- [WORK INSTRUCTIONS]: Leave out the pictures and retype exactly the lines from the one with "Enumerate this screenshot's" through the end of the records.

- [LISTING]:
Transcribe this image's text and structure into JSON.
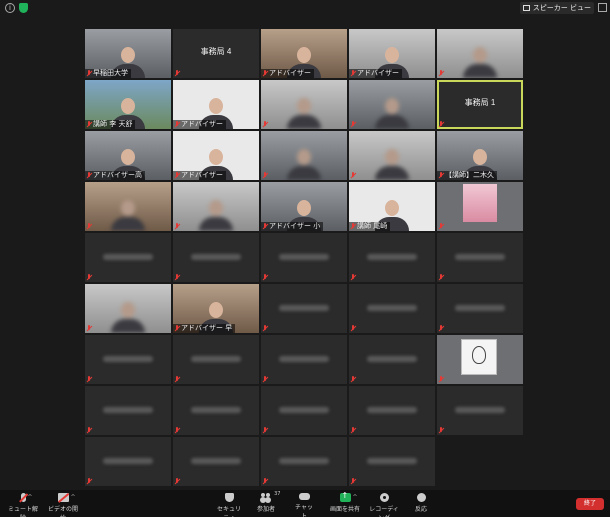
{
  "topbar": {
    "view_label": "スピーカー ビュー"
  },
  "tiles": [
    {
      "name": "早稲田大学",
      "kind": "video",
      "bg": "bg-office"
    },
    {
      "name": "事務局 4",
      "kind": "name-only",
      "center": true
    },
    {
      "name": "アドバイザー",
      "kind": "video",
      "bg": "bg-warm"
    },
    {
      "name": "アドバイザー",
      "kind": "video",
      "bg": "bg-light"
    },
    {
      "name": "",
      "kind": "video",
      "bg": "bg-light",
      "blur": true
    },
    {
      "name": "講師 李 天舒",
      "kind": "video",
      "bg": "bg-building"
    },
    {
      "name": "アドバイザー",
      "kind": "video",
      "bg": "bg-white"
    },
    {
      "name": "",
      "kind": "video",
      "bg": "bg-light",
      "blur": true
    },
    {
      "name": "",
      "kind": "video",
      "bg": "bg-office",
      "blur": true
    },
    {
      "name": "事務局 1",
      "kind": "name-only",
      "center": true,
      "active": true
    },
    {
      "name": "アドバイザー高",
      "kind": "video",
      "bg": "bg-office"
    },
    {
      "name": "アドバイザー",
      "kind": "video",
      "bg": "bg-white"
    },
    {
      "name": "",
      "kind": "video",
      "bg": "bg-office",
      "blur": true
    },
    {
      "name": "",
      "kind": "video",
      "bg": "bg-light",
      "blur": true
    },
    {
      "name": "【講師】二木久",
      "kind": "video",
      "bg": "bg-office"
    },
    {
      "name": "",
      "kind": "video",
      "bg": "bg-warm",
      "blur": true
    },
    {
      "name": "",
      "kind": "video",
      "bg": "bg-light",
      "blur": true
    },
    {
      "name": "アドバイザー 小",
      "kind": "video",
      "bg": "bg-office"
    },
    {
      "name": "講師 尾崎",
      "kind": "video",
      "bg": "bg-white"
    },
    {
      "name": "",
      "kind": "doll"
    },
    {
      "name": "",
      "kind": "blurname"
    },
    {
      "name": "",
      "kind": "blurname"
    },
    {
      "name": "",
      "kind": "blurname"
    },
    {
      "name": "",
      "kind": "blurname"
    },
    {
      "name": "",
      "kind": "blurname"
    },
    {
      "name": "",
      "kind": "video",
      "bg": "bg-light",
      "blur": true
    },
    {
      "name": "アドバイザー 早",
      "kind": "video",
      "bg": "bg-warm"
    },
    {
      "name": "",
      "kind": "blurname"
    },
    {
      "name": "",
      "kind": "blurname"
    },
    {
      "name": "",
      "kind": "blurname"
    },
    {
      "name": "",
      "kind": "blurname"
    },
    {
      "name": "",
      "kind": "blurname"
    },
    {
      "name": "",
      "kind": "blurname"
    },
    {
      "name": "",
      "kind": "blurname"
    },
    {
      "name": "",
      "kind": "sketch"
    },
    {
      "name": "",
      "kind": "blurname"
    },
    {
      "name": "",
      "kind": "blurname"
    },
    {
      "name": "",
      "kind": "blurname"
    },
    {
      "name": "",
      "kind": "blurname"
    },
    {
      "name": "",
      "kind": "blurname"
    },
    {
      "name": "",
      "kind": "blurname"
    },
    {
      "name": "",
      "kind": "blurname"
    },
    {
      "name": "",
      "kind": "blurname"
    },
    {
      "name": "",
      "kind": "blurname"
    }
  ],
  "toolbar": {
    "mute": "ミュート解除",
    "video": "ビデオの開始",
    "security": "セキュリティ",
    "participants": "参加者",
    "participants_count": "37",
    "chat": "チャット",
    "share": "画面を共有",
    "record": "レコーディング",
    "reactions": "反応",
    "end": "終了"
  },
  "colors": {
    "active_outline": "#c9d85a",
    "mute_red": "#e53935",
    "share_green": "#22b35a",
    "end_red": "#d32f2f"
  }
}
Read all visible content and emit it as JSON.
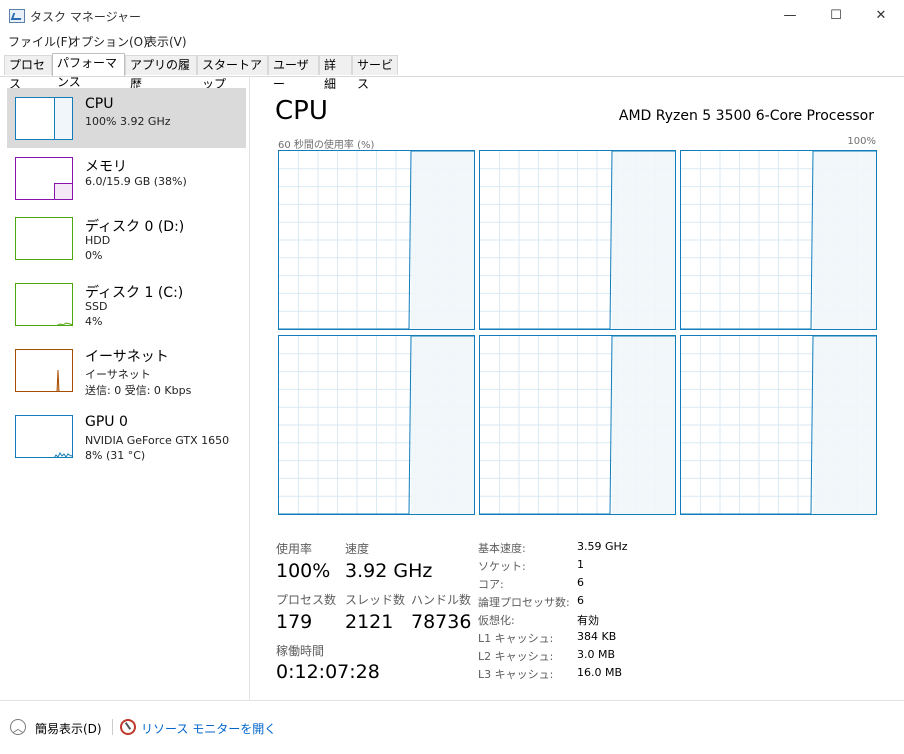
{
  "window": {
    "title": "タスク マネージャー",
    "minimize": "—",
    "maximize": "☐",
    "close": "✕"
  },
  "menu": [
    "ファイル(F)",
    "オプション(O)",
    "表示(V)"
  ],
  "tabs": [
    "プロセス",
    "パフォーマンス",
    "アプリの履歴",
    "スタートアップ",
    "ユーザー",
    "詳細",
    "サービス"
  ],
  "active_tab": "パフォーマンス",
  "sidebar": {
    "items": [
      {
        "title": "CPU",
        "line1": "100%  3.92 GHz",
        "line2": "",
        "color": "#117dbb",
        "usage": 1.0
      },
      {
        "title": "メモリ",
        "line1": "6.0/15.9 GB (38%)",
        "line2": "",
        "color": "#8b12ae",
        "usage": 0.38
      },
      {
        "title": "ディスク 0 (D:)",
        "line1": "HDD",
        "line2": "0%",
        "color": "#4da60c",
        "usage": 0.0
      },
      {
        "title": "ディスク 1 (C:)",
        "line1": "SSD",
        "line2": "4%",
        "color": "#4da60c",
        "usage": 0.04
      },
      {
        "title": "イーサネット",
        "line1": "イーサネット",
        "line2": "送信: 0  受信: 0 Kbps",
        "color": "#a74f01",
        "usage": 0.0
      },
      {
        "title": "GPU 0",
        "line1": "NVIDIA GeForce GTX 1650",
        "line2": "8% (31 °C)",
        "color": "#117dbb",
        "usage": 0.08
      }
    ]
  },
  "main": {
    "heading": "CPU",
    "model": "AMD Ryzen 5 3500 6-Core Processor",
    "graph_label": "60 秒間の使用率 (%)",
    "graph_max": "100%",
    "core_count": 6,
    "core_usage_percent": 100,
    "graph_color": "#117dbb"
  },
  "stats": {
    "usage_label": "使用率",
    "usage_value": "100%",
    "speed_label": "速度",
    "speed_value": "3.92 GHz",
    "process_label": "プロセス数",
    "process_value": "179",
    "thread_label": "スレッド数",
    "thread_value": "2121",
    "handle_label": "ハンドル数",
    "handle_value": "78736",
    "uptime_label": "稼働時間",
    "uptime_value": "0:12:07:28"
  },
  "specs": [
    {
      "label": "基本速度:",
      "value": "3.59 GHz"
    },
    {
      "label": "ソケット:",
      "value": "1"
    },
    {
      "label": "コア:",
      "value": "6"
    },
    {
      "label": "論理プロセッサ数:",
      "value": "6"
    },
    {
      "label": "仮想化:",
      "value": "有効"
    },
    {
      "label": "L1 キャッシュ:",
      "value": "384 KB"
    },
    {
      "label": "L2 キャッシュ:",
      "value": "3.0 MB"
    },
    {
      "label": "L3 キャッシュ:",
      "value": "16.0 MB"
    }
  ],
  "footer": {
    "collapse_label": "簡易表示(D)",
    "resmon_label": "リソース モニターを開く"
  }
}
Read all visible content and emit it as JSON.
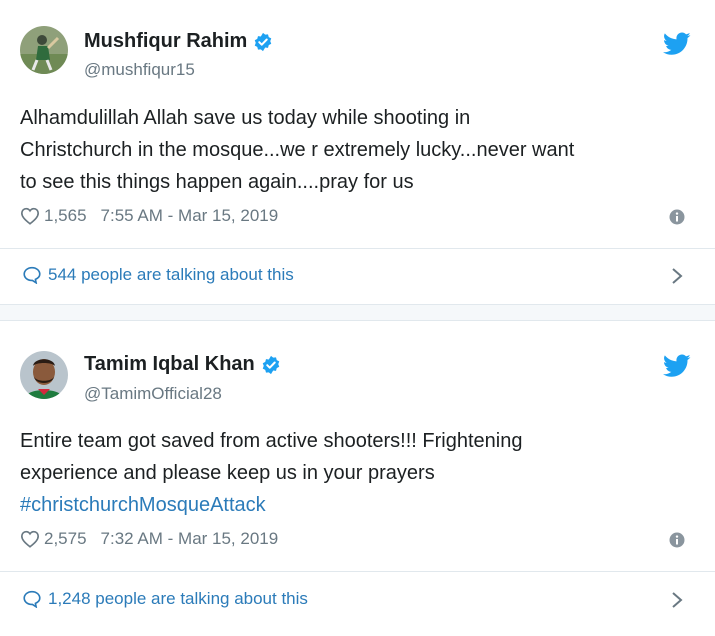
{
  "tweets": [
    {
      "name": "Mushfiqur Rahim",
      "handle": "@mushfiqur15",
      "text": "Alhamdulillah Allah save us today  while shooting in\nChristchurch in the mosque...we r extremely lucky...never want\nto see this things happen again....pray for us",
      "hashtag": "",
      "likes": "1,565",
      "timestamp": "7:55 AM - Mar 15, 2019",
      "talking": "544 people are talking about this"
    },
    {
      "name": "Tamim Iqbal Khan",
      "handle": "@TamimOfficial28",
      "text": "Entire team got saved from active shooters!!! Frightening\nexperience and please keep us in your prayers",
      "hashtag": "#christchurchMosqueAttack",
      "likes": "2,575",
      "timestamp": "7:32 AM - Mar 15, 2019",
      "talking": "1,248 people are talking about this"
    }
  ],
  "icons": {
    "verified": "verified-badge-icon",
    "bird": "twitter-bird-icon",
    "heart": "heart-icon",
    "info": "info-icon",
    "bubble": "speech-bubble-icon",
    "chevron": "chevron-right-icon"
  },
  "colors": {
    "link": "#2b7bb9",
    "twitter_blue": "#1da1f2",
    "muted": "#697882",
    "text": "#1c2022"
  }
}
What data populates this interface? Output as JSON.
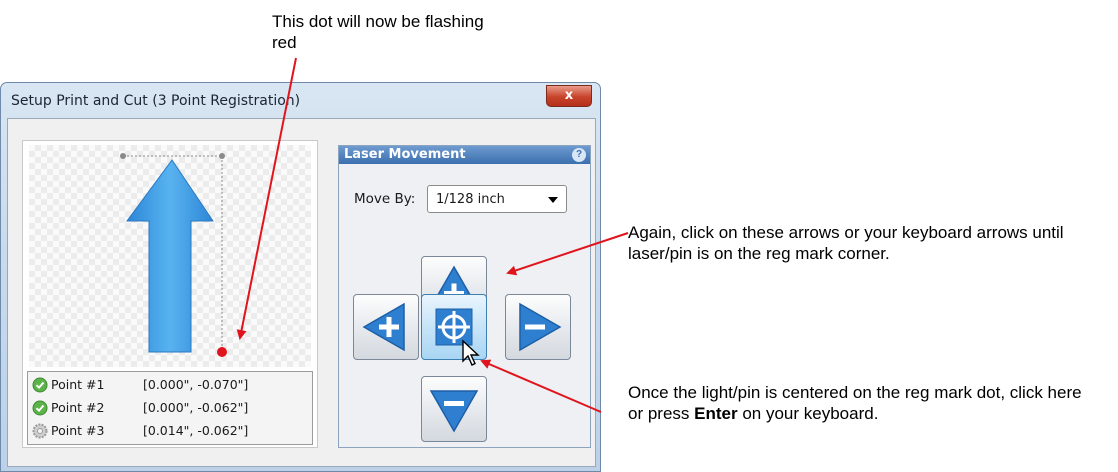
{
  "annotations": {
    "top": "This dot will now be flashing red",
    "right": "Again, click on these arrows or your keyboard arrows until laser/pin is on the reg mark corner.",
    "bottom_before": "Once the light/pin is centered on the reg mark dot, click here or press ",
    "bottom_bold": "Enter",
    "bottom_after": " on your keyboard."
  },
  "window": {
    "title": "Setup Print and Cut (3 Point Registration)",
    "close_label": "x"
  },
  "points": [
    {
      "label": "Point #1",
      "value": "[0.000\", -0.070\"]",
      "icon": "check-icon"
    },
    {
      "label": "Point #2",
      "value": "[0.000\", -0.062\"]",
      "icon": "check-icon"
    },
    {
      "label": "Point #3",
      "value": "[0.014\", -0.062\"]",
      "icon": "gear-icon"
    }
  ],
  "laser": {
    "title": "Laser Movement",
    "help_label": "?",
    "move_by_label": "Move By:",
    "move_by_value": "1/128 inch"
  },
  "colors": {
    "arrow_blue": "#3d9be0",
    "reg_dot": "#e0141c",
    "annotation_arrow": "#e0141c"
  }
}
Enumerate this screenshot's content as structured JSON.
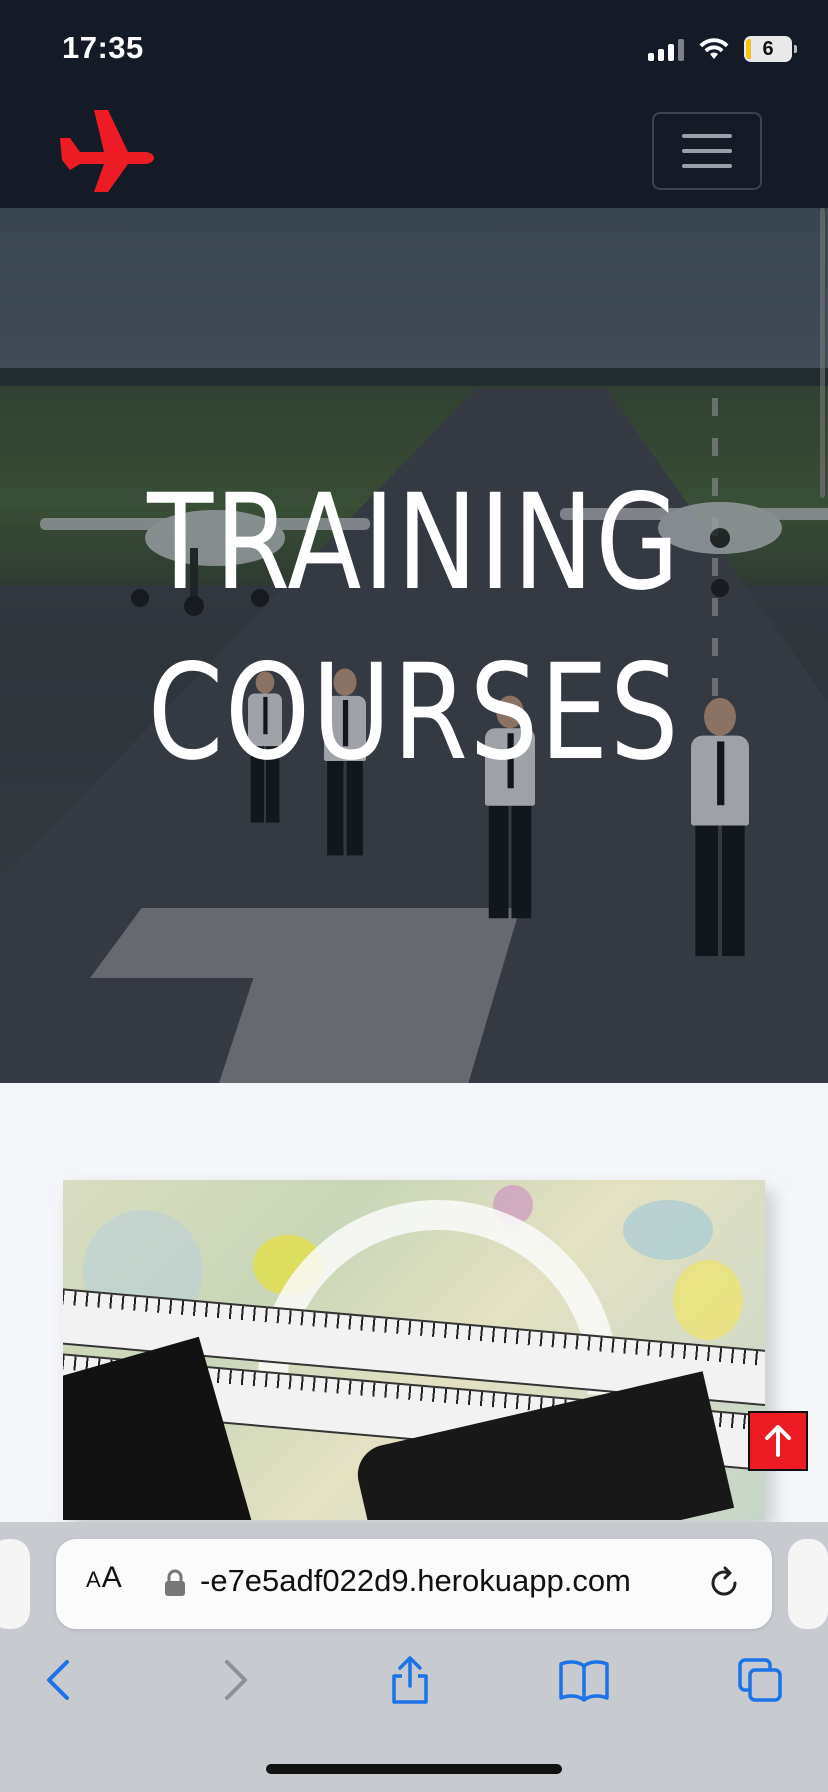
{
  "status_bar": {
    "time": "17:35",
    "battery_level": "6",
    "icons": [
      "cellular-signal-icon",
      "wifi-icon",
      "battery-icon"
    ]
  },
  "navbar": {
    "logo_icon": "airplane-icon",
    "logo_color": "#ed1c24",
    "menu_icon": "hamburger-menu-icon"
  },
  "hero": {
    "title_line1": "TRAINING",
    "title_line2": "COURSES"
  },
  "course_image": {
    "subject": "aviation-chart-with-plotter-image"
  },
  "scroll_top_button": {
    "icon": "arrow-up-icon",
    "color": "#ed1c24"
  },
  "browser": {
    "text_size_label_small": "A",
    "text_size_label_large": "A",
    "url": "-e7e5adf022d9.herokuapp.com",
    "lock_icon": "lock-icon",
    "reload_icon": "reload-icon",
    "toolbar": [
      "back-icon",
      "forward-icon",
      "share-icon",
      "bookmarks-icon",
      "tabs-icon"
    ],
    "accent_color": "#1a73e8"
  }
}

- [FULL RESPONSE]:
Enumerate this screenshot's content as structured JSON.
{
  "status_bar": {
    "time": "17:35",
    "battery_level": "6",
    "icons": [
      "cellular-signal-icon",
      "wifi-icon",
      "battery-icon"
    ]
  },
  "navbar": {
    "logo_icon": "airplane-icon",
    "logo_color": "#ed1c24",
    "menu_icon": "hamburger-menu-icon"
  },
  "hero": {
    "title_line1": "TRAINING",
    "title_line2": "COURSES"
  },
  "course_image": {
    "subject": "aviation-chart-with-plotter-image"
  },
  "scroll_top_button": {
    "icon": "arrow-up-icon",
    "color": "#ed1c24"
  },
  "browser": {
    "text_size_label_small": "A",
    "text_size_label_large": "A",
    "url": "-e7e5adf022d9.herokuapp.com",
    "lock_icon": "lock-icon",
    "reload_icon": "reload-icon",
    "toolbar": [
      "back-icon",
      "forward-icon",
      "share-icon",
      "bookmarks-icon",
      "tabs-icon"
    ],
    "accent_color": "#1a73e8"
  }
}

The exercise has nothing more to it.